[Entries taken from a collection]

########################################

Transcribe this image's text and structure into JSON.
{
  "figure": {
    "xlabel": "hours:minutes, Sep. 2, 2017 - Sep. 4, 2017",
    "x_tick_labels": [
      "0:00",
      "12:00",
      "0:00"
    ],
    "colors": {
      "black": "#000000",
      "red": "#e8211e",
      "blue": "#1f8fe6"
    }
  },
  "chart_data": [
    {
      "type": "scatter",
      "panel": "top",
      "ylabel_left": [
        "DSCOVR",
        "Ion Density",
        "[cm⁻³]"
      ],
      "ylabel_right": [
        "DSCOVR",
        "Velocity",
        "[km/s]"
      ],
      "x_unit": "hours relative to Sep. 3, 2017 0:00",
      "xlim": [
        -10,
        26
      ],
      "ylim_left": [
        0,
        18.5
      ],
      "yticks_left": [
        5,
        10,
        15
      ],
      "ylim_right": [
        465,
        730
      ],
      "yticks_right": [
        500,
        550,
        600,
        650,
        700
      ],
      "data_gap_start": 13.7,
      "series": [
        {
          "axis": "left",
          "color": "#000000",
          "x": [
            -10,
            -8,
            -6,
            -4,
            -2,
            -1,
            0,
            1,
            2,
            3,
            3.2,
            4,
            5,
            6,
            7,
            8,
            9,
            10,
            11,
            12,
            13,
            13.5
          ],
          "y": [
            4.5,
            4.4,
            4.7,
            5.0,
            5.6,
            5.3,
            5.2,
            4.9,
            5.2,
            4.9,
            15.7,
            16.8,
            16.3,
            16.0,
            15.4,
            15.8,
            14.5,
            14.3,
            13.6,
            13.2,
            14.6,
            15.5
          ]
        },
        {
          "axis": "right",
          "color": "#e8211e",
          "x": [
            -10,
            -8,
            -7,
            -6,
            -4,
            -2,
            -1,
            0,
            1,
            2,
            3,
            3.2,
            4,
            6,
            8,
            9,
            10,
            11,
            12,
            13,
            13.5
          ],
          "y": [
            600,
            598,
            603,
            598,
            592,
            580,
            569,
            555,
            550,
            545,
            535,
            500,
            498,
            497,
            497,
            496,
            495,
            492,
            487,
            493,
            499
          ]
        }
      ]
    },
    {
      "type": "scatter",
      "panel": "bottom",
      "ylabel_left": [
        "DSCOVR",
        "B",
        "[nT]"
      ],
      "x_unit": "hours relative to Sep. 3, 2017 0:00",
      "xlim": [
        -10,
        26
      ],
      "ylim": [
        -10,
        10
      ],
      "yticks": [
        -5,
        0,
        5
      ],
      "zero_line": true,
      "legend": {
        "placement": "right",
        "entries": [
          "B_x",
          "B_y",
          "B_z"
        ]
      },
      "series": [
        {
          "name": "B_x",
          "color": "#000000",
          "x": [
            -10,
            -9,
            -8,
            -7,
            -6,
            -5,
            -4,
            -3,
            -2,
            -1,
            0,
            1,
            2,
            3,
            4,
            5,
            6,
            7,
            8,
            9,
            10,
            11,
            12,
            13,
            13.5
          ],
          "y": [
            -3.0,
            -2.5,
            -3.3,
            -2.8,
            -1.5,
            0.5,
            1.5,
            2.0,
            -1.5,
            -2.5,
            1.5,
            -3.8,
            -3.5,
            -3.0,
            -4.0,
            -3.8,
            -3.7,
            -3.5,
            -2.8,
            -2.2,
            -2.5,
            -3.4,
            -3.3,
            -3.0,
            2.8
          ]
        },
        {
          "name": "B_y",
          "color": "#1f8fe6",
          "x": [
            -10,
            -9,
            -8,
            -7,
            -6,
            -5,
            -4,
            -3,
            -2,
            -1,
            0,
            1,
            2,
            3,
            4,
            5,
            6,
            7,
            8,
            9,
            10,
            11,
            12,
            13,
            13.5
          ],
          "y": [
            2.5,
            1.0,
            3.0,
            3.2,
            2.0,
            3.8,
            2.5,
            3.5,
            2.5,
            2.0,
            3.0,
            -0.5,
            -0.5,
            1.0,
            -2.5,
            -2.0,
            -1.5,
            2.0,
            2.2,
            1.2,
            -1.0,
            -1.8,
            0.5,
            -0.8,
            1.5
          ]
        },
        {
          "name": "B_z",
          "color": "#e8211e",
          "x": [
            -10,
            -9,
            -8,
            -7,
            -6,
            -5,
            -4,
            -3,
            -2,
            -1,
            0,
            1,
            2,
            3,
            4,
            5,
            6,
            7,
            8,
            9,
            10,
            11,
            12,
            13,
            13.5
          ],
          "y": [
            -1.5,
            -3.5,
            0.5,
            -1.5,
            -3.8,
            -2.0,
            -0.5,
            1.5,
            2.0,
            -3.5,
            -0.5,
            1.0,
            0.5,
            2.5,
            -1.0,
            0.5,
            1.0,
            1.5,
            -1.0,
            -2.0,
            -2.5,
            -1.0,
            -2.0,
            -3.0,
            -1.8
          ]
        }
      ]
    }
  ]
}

########################################

» Requirement
Repeat the entries shown above, every one, word for word.

» Expected output
Transcribe this image's text and structure into JSON.
{
  "figure": {
    "xlabel": "hours:minutes, Sep. 2, 2017 - Sep. 4, 2017",
    "x_tick_labels": [
      "0:00",
      "12:00",
      "0:00"
    ],
    "colors": {
      "black": "#000000",
      "red": "#e8211e",
      "blue": "#1f8fe6"
    }
  },
  "chart_data": [
    {
      "type": "scatter",
      "panel": "top",
      "ylabel_left": [
        "DSCOVR",
        "Ion Density",
        "[cm⁻³]"
      ],
      "ylabel_right": [
        "DSCOVR",
        "Velocity",
        "[km/s]"
      ],
      "x_unit": "hours relative to Sep. 3, 2017 0:00",
      "xlim": [
        -10,
        26
      ],
      "ylim_left": [
        0,
        18.5
      ],
      "yticks_left": [
        5,
        10,
        15
      ],
      "ylim_right": [
        465,
        730
      ],
      "yticks_right": [
        500,
        550,
        600,
        650,
        700
      ],
      "data_gap_start": 13.7,
      "series": [
        {
          "axis": "left",
          "color": "#000000",
          "x": [
            -10,
            -8,
            -6,
            -4,
            -2,
            -1,
            0,
            1,
            2,
            3,
            3.2,
            4,
            5,
            6,
            7,
            8,
            9,
            10,
            11,
            12,
            13,
            13.5
          ],
          "y": [
            4.5,
            4.4,
            4.7,
            5.0,
            5.6,
            5.3,
            5.2,
            4.9,
            5.2,
            4.9,
            15.7,
            16.8,
            16.3,
            16.0,
            15.4,
            15.8,
            14.5,
            14.3,
            13.6,
            13.2,
            14.6,
            15.5
          ]
        },
        {
          "axis": "right",
          "color": "#e8211e",
          "x": [
            -10,
            -8,
            -7,
            -6,
            -4,
            -2,
            -1,
            0,
            1,
            2,
            3,
            3.2,
            4,
            6,
            8,
            9,
            10,
            11,
            12,
            13,
            13.5
          ],
          "y": [
            600,
            598,
            603,
            598,
            592,
            580,
            569,
            555,
            550,
            545,
            535,
            500,
            498,
            497,
            497,
            496,
            495,
            492,
            487,
            493,
            499
          ]
        }
      ]
    },
    {
      "type": "scatter",
      "panel": "bottom",
      "ylabel_left": [
        "DSCOVR",
        "B",
        "[nT]"
      ],
      "x_unit": "hours relative to Sep. 3, 2017 0:00",
      "xlim": [
        -10,
        26
      ],
      "ylim": [
        -10,
        10
      ],
      "yticks": [
        -5,
        0,
        5
      ],
      "zero_line": true,
      "legend": {
        "placement": "right",
        "entries": [
          "B_x",
          "B_y",
          "B_z"
        ]
      },
      "series": [
        {
          "name": "B_x",
          "color": "#000000",
          "x": [
            -10,
            -9,
            -8,
            -7,
            -6,
            -5,
            -4,
            -3,
            -2,
            -1,
            0,
            1,
            2,
            3,
            4,
            5,
            6,
            7,
            8,
            9,
            10,
            11,
            12,
            13,
            13.5
          ],
          "y": [
            -3.0,
            -2.5,
            -3.3,
            -2.8,
            -1.5,
            0.5,
            1.5,
            2.0,
            -1.5,
            -2.5,
            1.5,
            -3.8,
            -3.5,
            -3.0,
            -4.0,
            -3.8,
            -3.7,
            -3.5,
            -2.8,
            -2.2,
            -2.5,
            -3.4,
            -3.3,
            -3.0,
            2.8
          ]
        },
        {
          "name": "B_y",
          "color": "#1f8fe6",
          "x": [
            -10,
            -9,
            -8,
            -7,
            -6,
            -5,
            -4,
            -3,
            -2,
            -1,
            0,
            1,
            2,
            3,
            4,
            5,
            6,
            7,
            8,
            9,
            10,
            11,
            12,
            13,
            13.5
          ],
          "y": [
            2.5,
            1.0,
            3.0,
            3.2,
            2.0,
            3.8,
            2.5,
            3.5,
            2.5,
            2.0,
            3.0,
            -0.5,
            -0.5,
            1.0,
            -2.5,
            -2.0,
            -1.5,
            2.0,
            2.2,
            1.2,
            -1.0,
            -1.8,
            0.5,
            -0.8,
            1.5
          ]
        },
        {
          "name": "B_z",
          "color": "#e8211e",
          "x": [
            -10,
            -9,
            -8,
            -7,
            -6,
            -5,
            -4,
            -3,
            -2,
            -1,
            0,
            1,
            2,
            3,
            4,
            5,
            6,
            7,
            8,
            9,
            10,
            11,
            12,
            13,
            13.5
          ],
          "y": [
            -1.5,
            -3.5,
            0.5,
            -1.5,
            -3.8,
            -2.0,
            -0.5,
            1.5,
            2.0,
            -3.5,
            -0.5,
            1.0,
            0.5,
            2.5,
            -1.0,
            0.5,
            1.0,
            1.5,
            -1.0,
            -2.0,
            -2.5,
            -1.0,
            -2.0,
            -3.0,
            -1.8
          ]
        }
      ]
    }
  ]
}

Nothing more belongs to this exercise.